THE RECORDS:

----

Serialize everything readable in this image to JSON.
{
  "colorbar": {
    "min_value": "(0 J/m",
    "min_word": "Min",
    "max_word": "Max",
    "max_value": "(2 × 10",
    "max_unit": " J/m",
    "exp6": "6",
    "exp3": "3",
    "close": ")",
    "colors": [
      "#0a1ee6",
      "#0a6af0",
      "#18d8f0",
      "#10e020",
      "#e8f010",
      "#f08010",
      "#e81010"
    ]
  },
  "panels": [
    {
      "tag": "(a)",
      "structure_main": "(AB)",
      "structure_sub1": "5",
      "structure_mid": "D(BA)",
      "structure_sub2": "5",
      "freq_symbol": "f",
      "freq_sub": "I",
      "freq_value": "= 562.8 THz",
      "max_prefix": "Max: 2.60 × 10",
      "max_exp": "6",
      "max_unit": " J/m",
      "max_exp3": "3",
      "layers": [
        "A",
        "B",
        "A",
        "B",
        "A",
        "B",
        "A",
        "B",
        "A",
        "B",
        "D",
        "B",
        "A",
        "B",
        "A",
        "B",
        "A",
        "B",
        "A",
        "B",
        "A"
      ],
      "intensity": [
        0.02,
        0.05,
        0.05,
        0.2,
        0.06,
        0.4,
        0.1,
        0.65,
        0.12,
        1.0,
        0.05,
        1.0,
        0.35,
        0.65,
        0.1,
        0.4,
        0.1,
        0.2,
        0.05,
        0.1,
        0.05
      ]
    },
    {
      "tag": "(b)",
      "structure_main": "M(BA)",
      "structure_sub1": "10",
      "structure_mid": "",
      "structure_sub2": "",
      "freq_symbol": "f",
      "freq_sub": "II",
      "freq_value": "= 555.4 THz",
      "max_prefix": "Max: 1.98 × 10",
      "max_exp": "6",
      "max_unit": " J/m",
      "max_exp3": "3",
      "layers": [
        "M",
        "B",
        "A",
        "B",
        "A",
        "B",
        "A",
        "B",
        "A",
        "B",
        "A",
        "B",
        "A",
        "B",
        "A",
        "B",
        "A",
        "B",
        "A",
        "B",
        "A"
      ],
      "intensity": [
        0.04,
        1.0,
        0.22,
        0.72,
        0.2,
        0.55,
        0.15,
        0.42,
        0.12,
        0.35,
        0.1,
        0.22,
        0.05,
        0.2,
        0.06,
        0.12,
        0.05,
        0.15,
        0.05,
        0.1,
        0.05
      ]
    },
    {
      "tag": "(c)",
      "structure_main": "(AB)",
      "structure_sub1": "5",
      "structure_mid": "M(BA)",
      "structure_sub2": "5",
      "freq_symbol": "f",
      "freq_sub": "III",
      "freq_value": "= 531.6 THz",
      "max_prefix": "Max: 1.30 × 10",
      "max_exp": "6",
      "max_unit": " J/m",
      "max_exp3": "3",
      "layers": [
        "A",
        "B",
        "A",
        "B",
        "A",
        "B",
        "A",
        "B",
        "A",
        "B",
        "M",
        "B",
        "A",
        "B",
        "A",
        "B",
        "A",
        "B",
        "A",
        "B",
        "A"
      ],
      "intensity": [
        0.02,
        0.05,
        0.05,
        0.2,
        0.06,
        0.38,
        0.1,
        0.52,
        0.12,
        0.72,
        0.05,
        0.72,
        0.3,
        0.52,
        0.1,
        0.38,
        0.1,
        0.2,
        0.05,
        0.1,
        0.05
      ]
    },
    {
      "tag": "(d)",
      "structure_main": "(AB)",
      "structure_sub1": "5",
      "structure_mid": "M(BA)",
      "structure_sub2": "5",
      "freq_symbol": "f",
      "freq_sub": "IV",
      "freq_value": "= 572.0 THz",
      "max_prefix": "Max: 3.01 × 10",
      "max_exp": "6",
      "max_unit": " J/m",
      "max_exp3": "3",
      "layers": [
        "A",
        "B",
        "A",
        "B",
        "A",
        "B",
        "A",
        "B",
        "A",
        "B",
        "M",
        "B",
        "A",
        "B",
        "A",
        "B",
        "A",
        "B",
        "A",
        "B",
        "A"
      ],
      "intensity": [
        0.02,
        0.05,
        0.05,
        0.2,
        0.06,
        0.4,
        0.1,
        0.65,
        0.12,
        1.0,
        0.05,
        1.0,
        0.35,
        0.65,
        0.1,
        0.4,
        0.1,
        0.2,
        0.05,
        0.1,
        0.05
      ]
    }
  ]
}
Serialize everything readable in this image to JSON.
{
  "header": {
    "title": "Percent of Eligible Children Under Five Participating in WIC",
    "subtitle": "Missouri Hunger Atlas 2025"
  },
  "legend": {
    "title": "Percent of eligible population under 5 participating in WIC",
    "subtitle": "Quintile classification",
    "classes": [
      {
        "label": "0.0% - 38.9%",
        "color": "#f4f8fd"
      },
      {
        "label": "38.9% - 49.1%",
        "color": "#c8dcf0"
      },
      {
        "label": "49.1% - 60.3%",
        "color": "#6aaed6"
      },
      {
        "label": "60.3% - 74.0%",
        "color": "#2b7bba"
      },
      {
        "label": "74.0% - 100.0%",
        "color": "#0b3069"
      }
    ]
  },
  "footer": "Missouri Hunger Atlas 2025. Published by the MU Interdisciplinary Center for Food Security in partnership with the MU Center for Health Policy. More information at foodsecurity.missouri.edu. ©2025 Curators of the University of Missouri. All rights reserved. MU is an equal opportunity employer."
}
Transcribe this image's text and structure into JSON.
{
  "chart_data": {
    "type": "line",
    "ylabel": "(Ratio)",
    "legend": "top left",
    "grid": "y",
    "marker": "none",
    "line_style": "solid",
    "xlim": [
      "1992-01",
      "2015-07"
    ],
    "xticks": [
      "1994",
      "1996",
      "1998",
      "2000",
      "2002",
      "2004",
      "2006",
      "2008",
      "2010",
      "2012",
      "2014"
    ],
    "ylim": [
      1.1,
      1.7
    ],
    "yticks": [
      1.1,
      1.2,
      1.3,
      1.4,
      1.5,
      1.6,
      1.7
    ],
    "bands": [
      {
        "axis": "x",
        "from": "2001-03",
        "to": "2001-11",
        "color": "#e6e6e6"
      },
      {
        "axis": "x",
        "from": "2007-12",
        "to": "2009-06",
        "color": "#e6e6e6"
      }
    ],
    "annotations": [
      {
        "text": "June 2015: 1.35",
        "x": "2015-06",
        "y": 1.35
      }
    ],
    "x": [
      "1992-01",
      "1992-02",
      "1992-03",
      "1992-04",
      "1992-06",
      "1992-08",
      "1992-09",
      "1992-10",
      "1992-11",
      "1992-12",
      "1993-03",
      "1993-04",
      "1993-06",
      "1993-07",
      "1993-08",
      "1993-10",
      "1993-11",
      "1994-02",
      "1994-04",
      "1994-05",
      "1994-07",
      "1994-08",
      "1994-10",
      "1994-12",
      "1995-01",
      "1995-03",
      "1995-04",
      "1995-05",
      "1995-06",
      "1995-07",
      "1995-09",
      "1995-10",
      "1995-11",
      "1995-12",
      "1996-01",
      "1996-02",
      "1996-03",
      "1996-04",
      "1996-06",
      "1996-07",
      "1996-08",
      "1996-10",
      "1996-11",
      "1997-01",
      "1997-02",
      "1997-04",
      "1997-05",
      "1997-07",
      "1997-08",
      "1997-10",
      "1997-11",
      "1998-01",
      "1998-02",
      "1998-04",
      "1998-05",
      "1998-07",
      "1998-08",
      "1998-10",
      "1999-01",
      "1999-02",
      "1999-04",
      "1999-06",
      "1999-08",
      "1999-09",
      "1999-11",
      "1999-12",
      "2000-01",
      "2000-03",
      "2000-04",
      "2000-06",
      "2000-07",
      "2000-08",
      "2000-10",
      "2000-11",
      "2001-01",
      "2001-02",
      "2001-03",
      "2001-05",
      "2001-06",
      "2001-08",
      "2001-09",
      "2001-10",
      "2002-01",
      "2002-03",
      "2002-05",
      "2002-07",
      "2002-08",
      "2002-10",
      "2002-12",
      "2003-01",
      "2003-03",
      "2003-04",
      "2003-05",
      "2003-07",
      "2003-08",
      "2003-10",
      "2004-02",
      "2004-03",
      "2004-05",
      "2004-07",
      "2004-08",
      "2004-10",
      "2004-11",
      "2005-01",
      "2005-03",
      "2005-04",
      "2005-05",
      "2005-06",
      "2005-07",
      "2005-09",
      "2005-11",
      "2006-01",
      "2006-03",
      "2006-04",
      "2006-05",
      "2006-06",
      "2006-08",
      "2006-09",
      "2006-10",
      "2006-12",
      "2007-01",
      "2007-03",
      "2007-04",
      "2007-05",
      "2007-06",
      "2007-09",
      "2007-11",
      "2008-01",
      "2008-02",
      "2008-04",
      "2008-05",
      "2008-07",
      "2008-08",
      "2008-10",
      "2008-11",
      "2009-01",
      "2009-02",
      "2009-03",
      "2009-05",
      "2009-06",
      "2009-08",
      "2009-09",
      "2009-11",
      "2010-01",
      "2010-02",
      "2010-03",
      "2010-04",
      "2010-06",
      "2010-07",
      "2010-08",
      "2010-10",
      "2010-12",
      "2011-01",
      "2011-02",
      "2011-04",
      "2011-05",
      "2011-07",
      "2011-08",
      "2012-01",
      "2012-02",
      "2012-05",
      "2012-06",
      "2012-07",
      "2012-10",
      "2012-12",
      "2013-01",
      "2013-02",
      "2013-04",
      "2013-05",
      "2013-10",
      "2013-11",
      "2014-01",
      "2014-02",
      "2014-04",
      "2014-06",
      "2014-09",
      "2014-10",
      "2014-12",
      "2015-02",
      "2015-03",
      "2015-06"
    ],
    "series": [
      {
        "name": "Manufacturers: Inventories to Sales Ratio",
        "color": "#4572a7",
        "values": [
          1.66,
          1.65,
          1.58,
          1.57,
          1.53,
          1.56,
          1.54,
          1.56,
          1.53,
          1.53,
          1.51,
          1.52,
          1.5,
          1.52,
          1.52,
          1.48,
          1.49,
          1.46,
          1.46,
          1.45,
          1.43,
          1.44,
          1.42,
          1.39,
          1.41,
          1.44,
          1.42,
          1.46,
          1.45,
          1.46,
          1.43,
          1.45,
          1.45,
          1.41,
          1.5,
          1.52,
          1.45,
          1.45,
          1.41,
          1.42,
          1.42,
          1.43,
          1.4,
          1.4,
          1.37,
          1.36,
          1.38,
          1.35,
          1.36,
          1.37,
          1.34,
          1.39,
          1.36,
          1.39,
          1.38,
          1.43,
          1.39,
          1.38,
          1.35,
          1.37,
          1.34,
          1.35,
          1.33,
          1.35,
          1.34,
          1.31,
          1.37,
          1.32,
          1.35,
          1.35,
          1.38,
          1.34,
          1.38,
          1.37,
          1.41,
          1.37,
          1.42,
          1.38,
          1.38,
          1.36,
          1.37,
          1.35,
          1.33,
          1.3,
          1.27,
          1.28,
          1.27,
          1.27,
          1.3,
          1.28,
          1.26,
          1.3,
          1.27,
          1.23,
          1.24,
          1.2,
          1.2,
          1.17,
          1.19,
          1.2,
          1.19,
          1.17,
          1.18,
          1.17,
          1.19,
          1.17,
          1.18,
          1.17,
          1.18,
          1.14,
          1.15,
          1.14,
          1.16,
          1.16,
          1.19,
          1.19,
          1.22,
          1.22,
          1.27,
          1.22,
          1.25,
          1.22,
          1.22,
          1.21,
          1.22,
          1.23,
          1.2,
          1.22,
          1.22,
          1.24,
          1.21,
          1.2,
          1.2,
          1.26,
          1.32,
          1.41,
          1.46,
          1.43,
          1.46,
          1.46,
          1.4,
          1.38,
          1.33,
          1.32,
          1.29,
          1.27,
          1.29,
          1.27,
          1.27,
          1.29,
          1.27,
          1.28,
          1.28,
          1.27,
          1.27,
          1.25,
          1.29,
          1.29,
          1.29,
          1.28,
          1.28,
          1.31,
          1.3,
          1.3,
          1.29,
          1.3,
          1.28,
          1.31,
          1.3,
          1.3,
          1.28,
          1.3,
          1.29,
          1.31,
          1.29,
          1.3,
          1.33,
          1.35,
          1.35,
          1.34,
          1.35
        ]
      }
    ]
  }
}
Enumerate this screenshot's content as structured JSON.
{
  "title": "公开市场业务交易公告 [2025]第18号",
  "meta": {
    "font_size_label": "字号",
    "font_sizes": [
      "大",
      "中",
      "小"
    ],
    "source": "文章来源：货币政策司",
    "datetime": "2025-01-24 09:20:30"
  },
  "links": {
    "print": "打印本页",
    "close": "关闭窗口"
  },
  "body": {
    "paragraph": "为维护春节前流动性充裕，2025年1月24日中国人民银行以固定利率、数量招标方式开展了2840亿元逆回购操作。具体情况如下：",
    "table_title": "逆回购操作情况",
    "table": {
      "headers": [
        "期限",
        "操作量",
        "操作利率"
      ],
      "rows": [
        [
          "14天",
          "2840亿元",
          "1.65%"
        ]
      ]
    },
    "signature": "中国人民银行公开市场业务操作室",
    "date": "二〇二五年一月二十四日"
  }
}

----

GIVEN PROBLEM: Find and copy every line in the entries above where the string "Missouri" occurs.

COMPLETE RESPONSE:
    "subtitle": "Missouri Hunger Atlas 2025"
  "footer": "Missouri Hunger Atlas 2025. Published by the MU Interdisciplinary Center for Food Security in partnership with the MU Center for Health Policy. More information at foodsecurity.missouri.edu. ©2025 Curators of the University of Missouri. All rights reserved. MU is an equal opportunity employer."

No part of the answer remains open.